### Recorded data

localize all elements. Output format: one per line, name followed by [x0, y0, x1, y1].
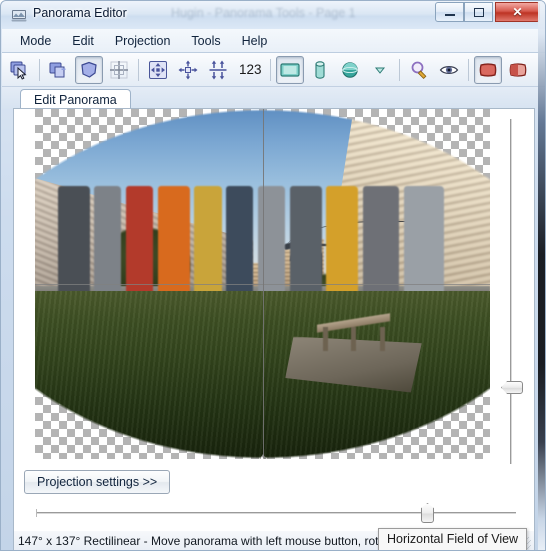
tab-strip: Edit Panorama — [2, 87, 545, 110]
horizontal-slider-track[interactable] — [36, 512, 516, 514]
window-title: Panorama Editor — [33, 6, 127, 20]
numeric-transform-label[interactable]: 123 — [235, 62, 266, 77]
multi-layer-icon[interactable] — [45, 56, 73, 84]
vertical-align-icon[interactable] — [204, 56, 232, 84]
vertical-slider-track[interactable] — [510, 119, 512, 464]
close-icon: ✕ — [512, 5, 523, 19]
toolbar-separator — [467, 58, 469, 81]
restore-icon — [465, 3, 492, 21]
title-bar[interactable]: Hugin - Panorama Tools - Page 1 Panorama… — [1, 1, 545, 29]
restore-button[interactable] — [464, 2, 493, 22]
toolbar: 123 — [2, 53, 545, 87]
close-button[interactable]: ✕ — [495, 2, 540, 22]
projection-dropdown-icon[interactable] — [366, 56, 394, 84]
drag-mode-normal-icon[interactable] — [473, 55, 502, 84]
horizontal-field-of-view-tooltip: Horizontal Field of View — [378, 528, 528, 550]
rectilinear-projection-icon[interactable] — [275, 55, 304, 84]
menu-mode[interactable]: Mode — [11, 31, 60, 51]
toolbar-separator — [398, 58, 400, 81]
panorama-canvas[interactable] — [35, 109, 490, 459]
toolbar-separator — [138, 58, 139, 81]
preview-eye-icon[interactable] — [435, 56, 463, 84]
minimize-icon — [436, 3, 463, 21]
tab-edit-panorama[interactable]: Edit Panorama — [20, 89, 131, 110]
vertical-field-of-view-slider[interactable] — [501, 119, 523, 464]
pan-center-marker-inner — [259, 456, 265, 459]
toolbar-separator — [39, 58, 40, 81]
projection-settings-button[interactable]: Projection settings >> — [24, 470, 171, 494]
panorama-editor-icon — [11, 10, 27, 22]
menu-edit[interactable]: Edit — [63, 31, 103, 51]
drag-mode-mosaic-icon[interactable] — [504, 56, 532, 84]
cylindrical-projection-icon[interactable] — [306, 56, 334, 84]
move-all-icon[interactable] — [144, 56, 172, 84]
menu-bar: Mode Edit Projection Tools Help — [2, 29, 545, 53]
center-guide-line — [262, 109, 264, 459]
equirectangular-projection-icon[interactable] — [336, 56, 364, 84]
vertical-slider-thumb[interactable] — [501, 381, 523, 394]
background-window-edge — [538, 1, 545, 550]
horizontal-slider-track-start — [36, 509, 37, 517]
menu-projection[interactable]: Projection — [106, 31, 180, 51]
center-icon[interactable] — [174, 56, 202, 84]
minimize-button[interactable] — [435, 2, 464, 22]
menu-help[interactable]: Help — [233, 31, 277, 51]
toolbar-separator — [269, 58, 271, 81]
bench — [317, 313, 390, 351]
select-layer-icon[interactable] — [6, 56, 34, 84]
panorama-editor-window: Hugin - Panorama Tools - Page 1 Panorama… — [0, 0, 546, 551]
editor-client-area: Projection settings >> — [13, 108, 535, 538]
horizontal-field-of-view-slider[interactable] — [36, 503, 516, 523]
single-layer-icon[interactable] — [75, 55, 103, 84]
menu-tools[interactable]: Tools — [182, 31, 229, 51]
background-window-title-ghost: Hugin - Panorama Tools - Page 1 — [171, 6, 356, 20]
zoom-icon[interactable] — [405, 56, 433, 84]
horizontal-slider-thumb[interactable] — [421, 503, 434, 523]
crosshair-icon[interactable] — [105, 56, 133, 84]
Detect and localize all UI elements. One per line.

### Given request
Rewrite the records above, replacing "toolbar-separator" with "toolbar-divider" everywhere and keeping everything else the same. Leave out the pictures.

### Exercise output
localize all elements. Output format: one per line, name followed by [x0, y0, x1, y1].
tab-strip: Edit Panorama — [2, 87, 545, 110]
horizontal-slider-track[interactable] — [36, 512, 516, 514]
window-title: Panorama Editor — [33, 6, 127, 20]
numeric-transform-label[interactable]: 123 — [235, 62, 266, 77]
multi-layer-icon[interactable] — [45, 56, 73, 84]
vertical-align-icon[interactable] — [204, 56, 232, 84]
vertical-slider-track[interactable] — [510, 119, 512, 464]
close-icon: ✕ — [512, 5, 523, 19]
toolbar-divider — [467, 58, 469, 81]
restore-icon — [465, 3, 492, 21]
title-bar[interactable]: Hugin - Panorama Tools - Page 1 Panorama… — [1, 1, 545, 29]
restore-button[interactable] — [464, 2, 493, 22]
toolbar: 123 — [2, 53, 545, 87]
close-button[interactable]: ✕ — [495, 2, 540, 22]
projection-dropdown-icon[interactable] — [366, 56, 394, 84]
drag-mode-normal-icon[interactable] — [473, 55, 502, 84]
horizontal-field-of-view-tooltip: Horizontal Field of View — [378, 528, 528, 550]
rectilinear-projection-icon[interactable] — [275, 55, 304, 84]
menu-mode[interactable]: Mode — [11, 31, 60, 51]
toolbar-divider — [398, 58, 400, 81]
panorama-canvas[interactable] — [35, 109, 490, 459]
toolbar-divider — [138, 58, 139, 81]
preview-eye-icon[interactable] — [435, 56, 463, 84]
minimize-icon — [436, 3, 463, 21]
tab-edit-panorama[interactable]: Edit Panorama — [20, 89, 131, 110]
vertical-field-of-view-slider[interactable] — [501, 119, 523, 464]
pan-center-marker-inner — [259, 456, 265, 459]
toolbar-divider — [39, 58, 40, 81]
projection-settings-button[interactable]: Projection settings >> — [24, 470, 171, 494]
panorama-editor-icon — [11, 10, 27, 22]
menu-edit[interactable]: Edit — [63, 31, 103, 51]
drag-mode-mosaic-icon[interactable] — [504, 56, 532, 84]
cylindrical-projection-icon[interactable] — [306, 56, 334, 84]
move-all-icon[interactable] — [144, 56, 172, 84]
menu-bar: Mode Edit Projection Tools Help — [2, 29, 545, 53]
center-guide-line — [262, 109, 264, 459]
equirectangular-projection-icon[interactable] — [336, 56, 364, 84]
vertical-slider-thumb[interactable] — [501, 381, 523, 394]
background-window-edge — [538, 1, 545, 550]
horizontal-slider-track-start — [36, 509, 37, 517]
menu-projection[interactable]: Projection — [106, 31, 180, 51]
center-icon[interactable] — [174, 56, 202, 84]
minimize-button[interactable] — [435, 2, 464, 22]
menu-help[interactable]: Help — [233, 31, 277, 51]
toolbar-divider — [269, 58, 271, 81]
bench — [317, 313, 390, 351]
select-layer-icon[interactable] — [6, 56, 34, 84]
panorama-editor-window: Hugin - Panorama Tools - Page 1 Panorama… — [0, 0, 546, 551]
editor-client-area: Projection settings >> — [13, 108, 535, 538]
horizontal-field-of-view-slider[interactable] — [36, 503, 516, 523]
single-layer-icon[interactable] — [75, 55, 103, 84]
menu-tools[interactable]: Tools — [182, 31, 229, 51]
background-window-title-ghost: Hugin - Panorama Tools - Page 1 — [171, 6, 356, 20]
zoom-icon[interactable] — [405, 56, 433, 84]
horizontal-slider-thumb[interactable] — [421, 503, 434, 523]
crosshair-icon[interactable] — [105, 56, 133, 84]
Detect and localize all UI elements. One per line.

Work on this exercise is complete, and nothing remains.